::: Records for this exercise

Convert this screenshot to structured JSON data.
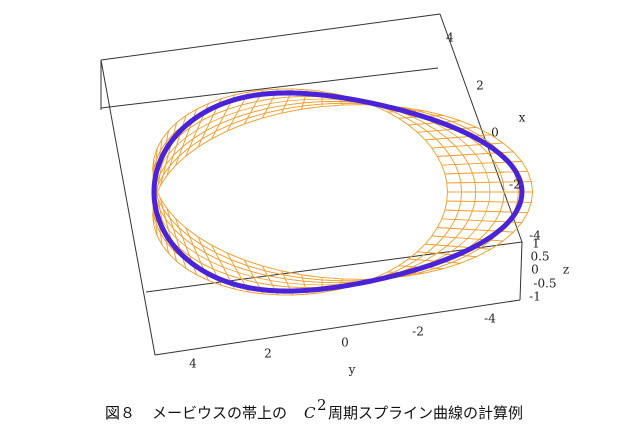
{
  "figure": {
    "axes": {
      "x": {
        "label": "x",
        "ticks": [
          4,
          2,
          0,
          -2,
          -4
        ]
      },
      "y": {
        "label": "y",
        "ticks": [
          4,
          2,
          0,
          -2,
          -4
        ]
      },
      "z": {
        "label": "z",
        "ticks": [
          1,
          0.5,
          0,
          -0.5,
          -1
        ]
      }
    },
    "caption": {
      "number": "図８",
      "text_before": "メービウスの帯上の",
      "symbol": "C",
      "superscript": "2",
      "text_after": "周期スプライン曲線の計算例"
    }
  }
}
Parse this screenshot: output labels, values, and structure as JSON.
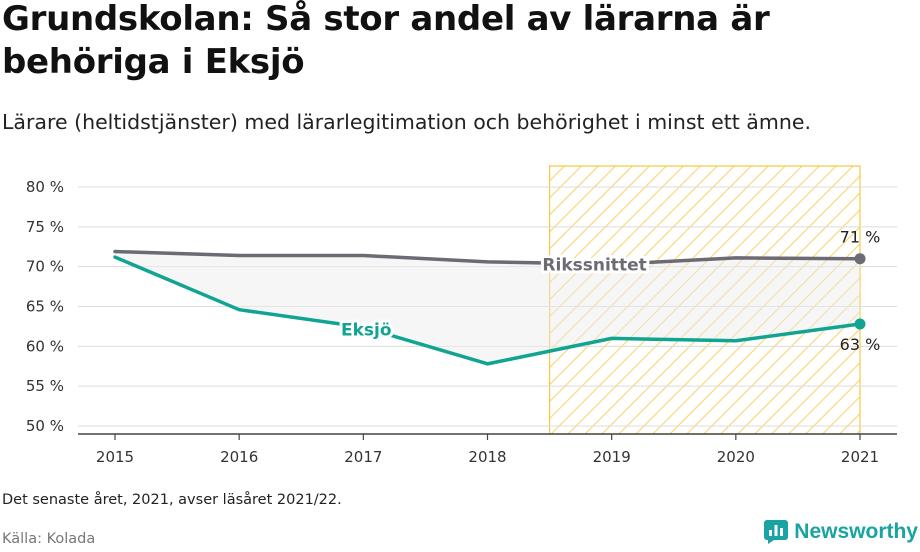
{
  "title": "Grundskolan: Så stor andel av lärarna är behöriga i Eksjö",
  "subtitle": "Lärare (heltidstjänster) med lärarlegitimation och behörighet i minst ett ämne.",
  "note": "Det senaste året, 2021, avser läsåret 2021/22.",
  "source": "Källa: Kolada",
  "brand": "Newsworthy",
  "colors": {
    "rikssnittet": "#6b6b73",
    "eksjo": "#12a493",
    "highlight": "#f5c842"
  },
  "chart_data": {
    "type": "line",
    "title": "Grundskolan: Så stor andel av lärarna är behöriga i Eksjö",
    "x": [
      "2015",
      "2016",
      "2017",
      "2018",
      "2019",
      "2020",
      "2021"
    ],
    "ylim": [
      50,
      80
    ],
    "yticks": [
      50,
      55,
      60,
      65,
      70,
      75,
      80
    ],
    "ytick_labels": [
      "50 %",
      "55 %",
      "60 %",
      "65 %",
      "70 %",
      "75 %",
      "80 %"
    ],
    "grid": true,
    "highlight_range": [
      "2019",
      "2021"
    ],
    "series": [
      {
        "name": "Rikssnittet",
        "values": [
          71.9,
          71.4,
          71.4,
          70.6,
          70.3,
          71.1,
          71.0
        ],
        "end_label": "71 %"
      },
      {
        "name": "Eksjö",
        "values": [
          71.2,
          64.6,
          62.4,
          57.8,
          61.0,
          60.7,
          62.8
        ],
        "end_label": "63 %"
      }
    ]
  }
}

::::::

→ **Task directions**
Every line of the data above should be quoted exactly. Omit the pictures.

→ **Result for this task**
Convert this screenshot to structured JSON data.
{
  "figure": {
    "axes": {
      "x": {
        "label": "x",
        "ticks": [
          4,
          2,
          0,
          -2,
          -4
        ]
      },
      "y": {
        "label": "y",
        "ticks": [
          4,
          2,
          0,
          -2,
          -4
        ]
      },
      "z": {
        "label": "z",
        "ticks": [
          1,
          0.5,
          0,
          -0.5,
          -1
        ]
      }
    },
    "caption": {
      "number": "図８",
      "text_before": "メービウスの帯上の",
      "symbol": "C",
      "superscript": "2",
      "text_after": "周期スプライン曲線の計算例"
    }
  }
}
Parse this screenshot: output labels, values, and structure as JSON.
{
  "title": "Grundskolan: Så stor andel av lärarna är behöriga i Eksjö",
  "subtitle": "Lärare (heltidstjänster) med lärarlegitimation och behörighet i minst ett ämne.",
  "note": "Det senaste året, 2021, avser läsåret 2021/22.",
  "source": "Källa: Kolada",
  "brand": "Newsworthy",
  "colors": {
    "rikssnittet": "#6b6b73",
    "eksjo": "#12a493",
    "highlight": "#f5c842"
  },
  "chart_data": {
    "type": "line",
    "title": "Grundskolan: Så stor andel av lärarna är behöriga i Eksjö",
    "x": [
      "2015",
      "2016",
      "2017",
      "2018",
      "2019",
      "2020",
      "2021"
    ],
    "ylim": [
      50,
      80
    ],
    "yticks": [
      50,
      55,
      60,
      65,
      70,
      75,
      80
    ],
    "ytick_labels": [
      "50 %",
      "55 %",
      "60 %",
      "65 %",
      "70 %",
      "75 %",
      "80 %"
    ],
    "grid": true,
    "highlight_range": [
      "2019",
      "2021"
    ],
    "series": [
      {
        "name": "Rikssnittet",
        "values": [
          71.9,
          71.4,
          71.4,
          70.6,
          70.3,
          71.1,
          71.0
        ],
        "end_label": "71 %"
      },
      {
        "name": "Eksjö",
        "values": [
          71.2,
          64.6,
          62.4,
          57.8,
          61.0,
          60.7,
          62.8
        ],
        "end_label": "63 %"
      }
    ]
  }
}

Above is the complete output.